(Data extracted from a collection)
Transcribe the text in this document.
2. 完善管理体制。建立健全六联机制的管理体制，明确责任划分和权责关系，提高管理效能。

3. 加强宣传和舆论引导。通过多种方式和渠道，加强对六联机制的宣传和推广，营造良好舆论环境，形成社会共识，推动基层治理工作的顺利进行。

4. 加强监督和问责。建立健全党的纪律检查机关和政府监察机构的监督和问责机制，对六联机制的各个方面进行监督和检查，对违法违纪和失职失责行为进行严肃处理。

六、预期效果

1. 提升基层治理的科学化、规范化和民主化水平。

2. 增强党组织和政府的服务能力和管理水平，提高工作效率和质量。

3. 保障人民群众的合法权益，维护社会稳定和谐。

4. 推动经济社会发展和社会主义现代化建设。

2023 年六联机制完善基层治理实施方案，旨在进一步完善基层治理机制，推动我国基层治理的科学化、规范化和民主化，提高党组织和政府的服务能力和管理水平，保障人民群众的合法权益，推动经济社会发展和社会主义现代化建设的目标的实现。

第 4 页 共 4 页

- [JOB]:
Would you reproduce all the entries exactly?

- [EXERCISE OUTPUT]:
Transcribe the text in this document.
2. 完善管理体制。建立健全六联机制的管理体制，明确责任划分和权责关系，提高管理效能。

3. 加强宣传和舆论引导。通过多种方式和渠道，加强对六联机制的宣传和推广，营造良好舆论环境，形成社会共识，推动基层治理工作的顺利进行。

4. 加强监督和问责。建立健全党的纪律检查机关和政府监察机构的监督和问责机制，对六联机制的各个方面进行监督和检查，对违法违纪和失职失责行为进行严肃处理。

六、预期效果

1. 提升基层治理的科学化、规范化和民主化水平。

2. 增强党组织和政府的服务能力和管理水平，提高工作效率和质量。

3. 保障人民群众的合法权益，维护社会稳定和谐。

4. 推动经济社会发展和社会主义现代化建设。

2023 年六联机制完善基层治理实施方案，旨在进一步完善基层治理机制，推动我国基层治理的科学化、规范化和民主化，提高党组织和政府的服务能力和管理水平，保障人民群众的合法权益，推动经济社会发展和社会主义现代化建设的目标的实现。

第 4 页 共 4 页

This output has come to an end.